_EXERCISE DIRECTIONS:_ Locate the string "Pepper" throughout the material and copy every line in which it occurs.

+-------+

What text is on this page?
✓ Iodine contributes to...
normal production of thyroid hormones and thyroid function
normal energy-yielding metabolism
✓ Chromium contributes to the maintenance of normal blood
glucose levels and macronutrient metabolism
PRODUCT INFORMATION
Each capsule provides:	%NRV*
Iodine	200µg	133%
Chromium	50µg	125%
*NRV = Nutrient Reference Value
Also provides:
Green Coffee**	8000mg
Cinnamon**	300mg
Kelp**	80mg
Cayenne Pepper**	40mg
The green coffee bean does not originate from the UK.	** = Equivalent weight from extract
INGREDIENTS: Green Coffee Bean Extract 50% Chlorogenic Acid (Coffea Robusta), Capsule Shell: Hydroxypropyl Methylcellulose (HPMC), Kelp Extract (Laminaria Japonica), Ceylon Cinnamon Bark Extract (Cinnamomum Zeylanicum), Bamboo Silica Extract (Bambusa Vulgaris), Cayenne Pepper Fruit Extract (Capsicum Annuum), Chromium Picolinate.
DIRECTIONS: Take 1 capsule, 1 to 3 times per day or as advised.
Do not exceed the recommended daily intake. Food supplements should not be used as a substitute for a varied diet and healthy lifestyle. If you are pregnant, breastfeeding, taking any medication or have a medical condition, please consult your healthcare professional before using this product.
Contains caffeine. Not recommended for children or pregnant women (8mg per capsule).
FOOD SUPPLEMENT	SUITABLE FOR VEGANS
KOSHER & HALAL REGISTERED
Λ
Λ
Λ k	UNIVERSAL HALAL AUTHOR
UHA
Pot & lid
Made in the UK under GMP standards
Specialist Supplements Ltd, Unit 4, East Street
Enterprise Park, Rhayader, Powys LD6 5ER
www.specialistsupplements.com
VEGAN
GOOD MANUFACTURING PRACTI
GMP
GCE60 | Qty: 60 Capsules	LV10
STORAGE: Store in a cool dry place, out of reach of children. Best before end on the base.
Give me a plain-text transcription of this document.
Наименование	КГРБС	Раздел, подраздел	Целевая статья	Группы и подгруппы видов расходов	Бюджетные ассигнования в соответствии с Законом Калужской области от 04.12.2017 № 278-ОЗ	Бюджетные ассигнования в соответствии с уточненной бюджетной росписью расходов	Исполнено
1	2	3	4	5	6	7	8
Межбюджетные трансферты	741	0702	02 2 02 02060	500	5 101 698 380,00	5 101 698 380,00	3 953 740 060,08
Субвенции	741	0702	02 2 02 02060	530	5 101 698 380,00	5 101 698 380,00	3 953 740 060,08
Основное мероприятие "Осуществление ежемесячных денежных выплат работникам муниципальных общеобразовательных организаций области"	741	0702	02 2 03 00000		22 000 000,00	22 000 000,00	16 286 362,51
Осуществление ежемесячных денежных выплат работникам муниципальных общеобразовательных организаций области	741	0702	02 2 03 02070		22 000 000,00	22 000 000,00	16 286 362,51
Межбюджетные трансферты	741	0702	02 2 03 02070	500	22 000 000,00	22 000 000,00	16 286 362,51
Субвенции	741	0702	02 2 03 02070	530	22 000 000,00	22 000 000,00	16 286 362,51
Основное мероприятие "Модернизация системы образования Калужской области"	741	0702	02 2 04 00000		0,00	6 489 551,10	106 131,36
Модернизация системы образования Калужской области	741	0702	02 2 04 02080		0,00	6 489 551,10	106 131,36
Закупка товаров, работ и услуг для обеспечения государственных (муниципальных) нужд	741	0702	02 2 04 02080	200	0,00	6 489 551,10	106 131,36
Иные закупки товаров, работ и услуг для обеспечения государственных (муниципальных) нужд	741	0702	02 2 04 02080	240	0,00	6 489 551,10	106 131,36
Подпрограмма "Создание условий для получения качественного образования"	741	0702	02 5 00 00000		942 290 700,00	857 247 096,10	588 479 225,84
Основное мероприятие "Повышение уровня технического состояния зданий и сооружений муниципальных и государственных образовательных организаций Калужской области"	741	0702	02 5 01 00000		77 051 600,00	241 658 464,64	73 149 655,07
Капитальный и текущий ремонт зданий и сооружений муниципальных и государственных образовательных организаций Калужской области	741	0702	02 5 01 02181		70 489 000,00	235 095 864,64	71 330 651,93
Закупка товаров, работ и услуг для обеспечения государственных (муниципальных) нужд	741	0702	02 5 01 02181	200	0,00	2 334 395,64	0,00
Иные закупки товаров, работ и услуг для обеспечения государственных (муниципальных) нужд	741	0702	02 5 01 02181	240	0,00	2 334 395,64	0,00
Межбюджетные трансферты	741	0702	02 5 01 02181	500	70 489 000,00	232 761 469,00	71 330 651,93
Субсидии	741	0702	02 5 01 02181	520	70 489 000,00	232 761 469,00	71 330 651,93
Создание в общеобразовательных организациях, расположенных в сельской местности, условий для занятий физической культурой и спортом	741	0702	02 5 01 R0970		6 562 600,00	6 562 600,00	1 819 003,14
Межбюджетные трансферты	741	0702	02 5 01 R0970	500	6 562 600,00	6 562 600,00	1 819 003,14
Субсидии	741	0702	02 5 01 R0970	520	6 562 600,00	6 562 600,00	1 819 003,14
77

+-------+

_FINAL RESULT:_
Cayenne Pepper**	40mg
INGREDIENTS: Green Coffee Bean Extract 50% Chlorogenic Acid (Coffea Robusta), Capsule Shell: Hydroxypropyl Methylcellulose (HPMC), Kelp Extract (Laminaria Japonica), Ceylon Cinnamon Bark Extract (Cinnamomum Zeylanicum), Bamboo Silica Extract (Bambusa Vulgaris), Cayenne Pepper Fruit Extract (Capsicum Annuum), Chromium Picolinate.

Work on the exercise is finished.